>> BEGIN RECORDS PROVIDED
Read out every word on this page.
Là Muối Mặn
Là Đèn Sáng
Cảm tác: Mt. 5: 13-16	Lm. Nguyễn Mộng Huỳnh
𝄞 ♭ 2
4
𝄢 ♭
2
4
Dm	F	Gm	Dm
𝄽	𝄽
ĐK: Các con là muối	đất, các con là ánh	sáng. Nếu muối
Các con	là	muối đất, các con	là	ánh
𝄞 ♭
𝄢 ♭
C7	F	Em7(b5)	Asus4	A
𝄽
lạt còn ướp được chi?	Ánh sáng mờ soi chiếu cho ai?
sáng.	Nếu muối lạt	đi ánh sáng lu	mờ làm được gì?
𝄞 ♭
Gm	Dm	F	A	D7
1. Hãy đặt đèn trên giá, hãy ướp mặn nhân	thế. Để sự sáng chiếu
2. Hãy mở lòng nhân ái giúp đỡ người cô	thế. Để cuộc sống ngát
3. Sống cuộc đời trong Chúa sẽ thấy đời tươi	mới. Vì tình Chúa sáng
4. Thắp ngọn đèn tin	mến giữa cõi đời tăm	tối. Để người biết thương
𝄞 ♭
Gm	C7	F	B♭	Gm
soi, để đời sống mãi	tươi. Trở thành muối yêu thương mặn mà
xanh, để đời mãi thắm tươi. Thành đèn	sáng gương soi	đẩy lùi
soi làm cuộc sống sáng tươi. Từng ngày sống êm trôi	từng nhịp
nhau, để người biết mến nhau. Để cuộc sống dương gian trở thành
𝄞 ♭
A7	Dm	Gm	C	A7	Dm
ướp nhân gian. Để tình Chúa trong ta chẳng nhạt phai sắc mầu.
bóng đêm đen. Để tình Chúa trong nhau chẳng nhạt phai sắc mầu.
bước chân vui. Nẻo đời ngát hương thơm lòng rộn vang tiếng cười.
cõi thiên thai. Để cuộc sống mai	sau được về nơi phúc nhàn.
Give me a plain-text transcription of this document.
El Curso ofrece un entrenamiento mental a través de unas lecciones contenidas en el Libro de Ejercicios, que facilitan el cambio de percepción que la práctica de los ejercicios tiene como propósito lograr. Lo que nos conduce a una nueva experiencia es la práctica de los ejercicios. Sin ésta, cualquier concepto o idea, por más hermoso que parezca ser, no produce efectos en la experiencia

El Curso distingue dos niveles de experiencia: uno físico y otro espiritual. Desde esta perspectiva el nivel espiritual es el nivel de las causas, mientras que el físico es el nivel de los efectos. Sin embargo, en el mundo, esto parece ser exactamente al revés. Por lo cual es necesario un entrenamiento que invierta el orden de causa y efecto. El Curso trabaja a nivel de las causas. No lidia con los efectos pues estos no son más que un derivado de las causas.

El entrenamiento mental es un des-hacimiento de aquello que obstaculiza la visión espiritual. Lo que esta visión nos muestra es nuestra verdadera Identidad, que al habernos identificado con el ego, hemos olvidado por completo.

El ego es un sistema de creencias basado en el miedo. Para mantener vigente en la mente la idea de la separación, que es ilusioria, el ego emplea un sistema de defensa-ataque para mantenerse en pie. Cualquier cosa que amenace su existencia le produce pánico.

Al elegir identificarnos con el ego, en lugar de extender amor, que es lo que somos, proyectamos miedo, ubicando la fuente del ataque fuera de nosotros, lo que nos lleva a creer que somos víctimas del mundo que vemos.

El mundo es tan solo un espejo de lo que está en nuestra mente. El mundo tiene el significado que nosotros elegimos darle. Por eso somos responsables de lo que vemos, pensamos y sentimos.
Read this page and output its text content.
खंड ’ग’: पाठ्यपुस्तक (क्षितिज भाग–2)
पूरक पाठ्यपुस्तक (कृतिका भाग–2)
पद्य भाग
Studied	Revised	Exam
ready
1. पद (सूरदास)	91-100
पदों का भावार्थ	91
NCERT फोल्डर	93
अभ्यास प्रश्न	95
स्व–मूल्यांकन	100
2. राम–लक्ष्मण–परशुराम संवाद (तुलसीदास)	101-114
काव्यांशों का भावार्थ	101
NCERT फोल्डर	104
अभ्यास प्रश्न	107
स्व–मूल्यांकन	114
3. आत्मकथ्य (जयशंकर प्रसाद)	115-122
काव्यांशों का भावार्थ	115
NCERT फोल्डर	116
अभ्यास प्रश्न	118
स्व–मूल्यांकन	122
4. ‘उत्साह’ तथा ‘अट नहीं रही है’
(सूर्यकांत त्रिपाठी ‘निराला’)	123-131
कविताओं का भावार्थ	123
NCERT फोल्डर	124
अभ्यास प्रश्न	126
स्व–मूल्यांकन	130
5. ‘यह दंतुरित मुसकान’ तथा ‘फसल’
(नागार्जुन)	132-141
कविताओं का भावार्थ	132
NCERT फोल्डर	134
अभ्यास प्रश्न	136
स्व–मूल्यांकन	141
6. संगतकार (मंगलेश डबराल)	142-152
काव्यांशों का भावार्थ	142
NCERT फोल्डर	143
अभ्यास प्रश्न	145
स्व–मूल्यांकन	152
>> END RECORDS PROVIDED
**WHAT YOU HAVE TO DO**
From the entries above, pull out each line that includes "trong".

**ANSWER FOR THE TASK**
3. Sống cuộc đời trong Chúa sẽ thấy đời tươi	mới. Vì tình Chúa sáng
ướp nhân gian. Để tình Chúa trong ta chẳng nhạt phai sắc mầu.
bóng đêm đen. Để tình Chúa trong nhau chẳng nhạt phai sắc mầu.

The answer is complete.